• Short task:
Find all lines in the listing that include the word "MILLION", then copy them.

┌────────

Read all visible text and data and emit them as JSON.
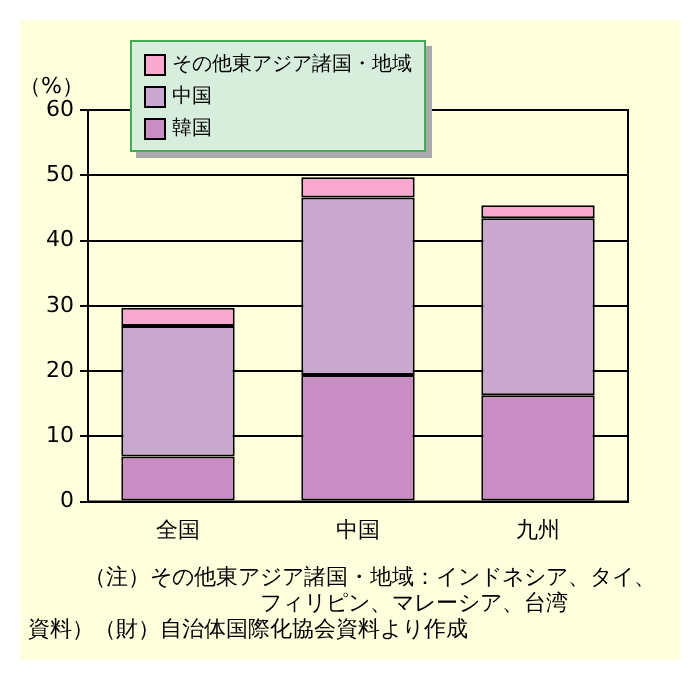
{
  "chart_data": {
    "type": "bar",
    "stacked": true,
    "ylabel": "（%）",
    "categories": [
      "全国",
      "中国",
      "九州"
    ],
    "series": [
      {
        "name": "韓国",
        "color": "#c98dc4",
        "values": [
          6.9,
          19.4,
          16.3
        ]
      },
      {
        "name": "中国",
        "color": "#c9a8d0",
        "values": [
          20.0,
          27.2,
          27.1
        ]
      },
      {
        "name": "その他東アジア諸国・地域",
        "color": "#f9a8d0",
        "values": [
          2.8,
          3.1,
          2.0
        ]
      }
    ],
    "ylim": [
      0,
      60
    ],
    "yticks": [
      0,
      10,
      20,
      30,
      40,
      50,
      60
    ],
    "grid": "y",
    "legend": "top left",
    "annotations": [
      "（注）その他東アジア諸国・地域：インドネシア、タイ、フィリピン、マレーシア、台湾",
      "資料）（財）自治体国際化協会資料より作成"
    ]
  }
}
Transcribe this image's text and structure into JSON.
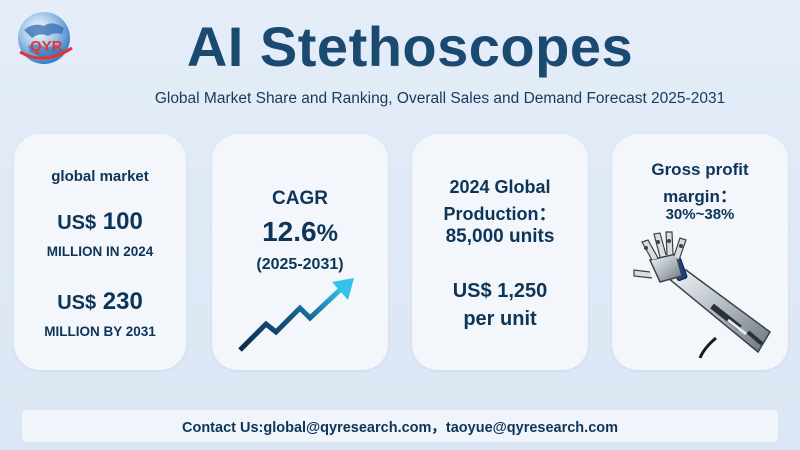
{
  "brand": {
    "logo_text": "QYR"
  },
  "header": {
    "title": "AI Stethoscopes",
    "subtitle": "Global Market Share and Ranking, Overall Sales and Demand Forecast 2025-2031"
  },
  "cards": {
    "market": {
      "label": "global market",
      "value_2024_currency": "US$",
      "value_2024": "100",
      "value_2024_caption": "MILLION IN 2024",
      "value_2031_currency": "US$",
      "value_2031": "230",
      "value_2031_caption": "MILLION BY 2031"
    },
    "cagr": {
      "label": "CAGR",
      "value": "12.6",
      "unit": "%",
      "period": "(2025-2031)",
      "icon": "trend-up-arrow-icon"
    },
    "production": {
      "line1": "2024 Global",
      "line2": "Production：",
      "line3": "85,000 units",
      "price_line1": "US$ 1,250",
      "price_line2": "per unit"
    },
    "margin": {
      "line1": "Gross profit",
      "line2": "margin：",
      "line3": "30%~38%",
      "image": "robotic-hand-image"
    }
  },
  "footer": {
    "contact": "Contact Us:global@qyresearch.com，taoyue@qyresearch.com"
  },
  "colors": {
    "title": "#1b4a70",
    "text": "#0d3557",
    "logo_red": "#e8332c",
    "arrow_dark": "#0f2a4a",
    "arrow_light": "#33c2e8"
  }
}
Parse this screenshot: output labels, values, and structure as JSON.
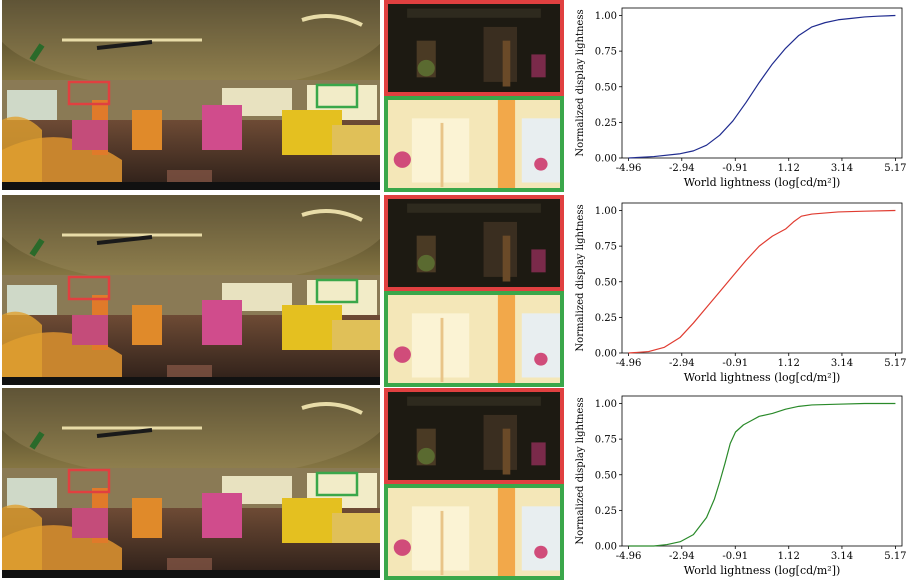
{
  "colors": {
    "row1_curve": "#1f2b8f",
    "row2_curve": "#e03c31",
    "row3_curve": "#2a8a2a",
    "red_box": "#e04040",
    "green_box": "#3aa74a"
  },
  "chart_data": [
    {
      "type": "line",
      "xlabel": "World lightness (log[cd/m²])",
      "ylabel": "Normalized display lightness",
      "x_ticks": [
        "-4.96",
        "-2.94",
        "-0.91",
        "1.12",
        "3.14",
        "5.17"
      ],
      "y_ticks": [
        "0.00",
        "0.25",
        "0.50",
        "0.75",
        "1.00"
      ],
      "xlim": [
        -4.96,
        5.17
      ],
      "ylim": [
        0,
        1
      ],
      "series": [
        {
          "x": [
            -4.96,
            -4.0,
            -3.0,
            -2.5,
            -2.0,
            -1.5,
            -1.0,
            -0.5,
            0.0,
            0.5,
            1.0,
            1.5,
            2.0,
            2.5,
            3.0,
            3.5,
            4.0,
            4.5,
            5.17
          ],
          "y": [
            0.0,
            0.01,
            0.03,
            0.05,
            0.09,
            0.16,
            0.26,
            0.39,
            0.53,
            0.66,
            0.77,
            0.86,
            0.92,
            0.95,
            0.97,
            0.98,
            0.99,
            0.995,
            1.0
          ]
        }
      ]
    },
    {
      "type": "line",
      "xlabel": "World lightness (log[cd/m²])",
      "ylabel": "Normalized display lightness",
      "x_ticks": [
        "-4.96",
        "-2.94",
        "-0.91",
        "1.12",
        "3.14",
        "5.17"
      ],
      "y_ticks": [
        "0.00",
        "0.25",
        "0.50",
        "0.75",
        "1.00"
      ],
      "xlim": [
        -4.96,
        5.17
      ],
      "ylim": [
        0,
        1
      ],
      "series": [
        {
          "x": [
            -4.96,
            -4.2,
            -3.6,
            -3.0,
            -2.5,
            -2.0,
            -1.5,
            -1.0,
            -0.5,
            0.0,
            0.5,
            1.0,
            1.3,
            1.6,
            2.0,
            3.0,
            4.0,
            5.17
          ],
          "y": [
            0.0,
            0.01,
            0.04,
            0.11,
            0.21,
            0.32,
            0.43,
            0.54,
            0.65,
            0.75,
            0.82,
            0.87,
            0.92,
            0.96,
            0.975,
            0.99,
            0.995,
            1.0
          ]
        }
      ]
    },
    {
      "type": "line",
      "xlabel": "World lightness (log[cd/m²])",
      "ylabel": "Normalized display lightness",
      "x_ticks": [
        "-4.96",
        "-2.94",
        "-0.91",
        "1.12",
        "3.14",
        "5.17"
      ],
      "y_ticks": [
        "0.00",
        "0.25",
        "0.50",
        "0.75",
        "1.00"
      ],
      "xlim": [
        -4.96,
        5.17
      ],
      "ylim": [
        0,
        1
      ],
      "series": [
        {
          "x": [
            -4.96,
            -4.0,
            -3.5,
            -3.0,
            -2.5,
            -2.0,
            -1.7,
            -1.5,
            -1.3,
            -1.1,
            -0.9,
            -0.6,
            -0.3,
            0.0,
            0.5,
            1.0,
            1.5,
            2.0,
            3.0,
            4.0,
            5.17
          ],
          "y": [
            0.0,
            0.0,
            0.01,
            0.03,
            0.08,
            0.2,
            0.33,
            0.45,
            0.58,
            0.72,
            0.8,
            0.85,
            0.88,
            0.91,
            0.93,
            0.96,
            0.98,
            0.99,
            0.995,
            1.0,
            1.0
          ]
        }
      ]
    }
  ]
}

└────────

• The reply:
      "value_2024_caption": "MILLION IN 2024",
      "value_2031_caption": "MILLION BY 2031"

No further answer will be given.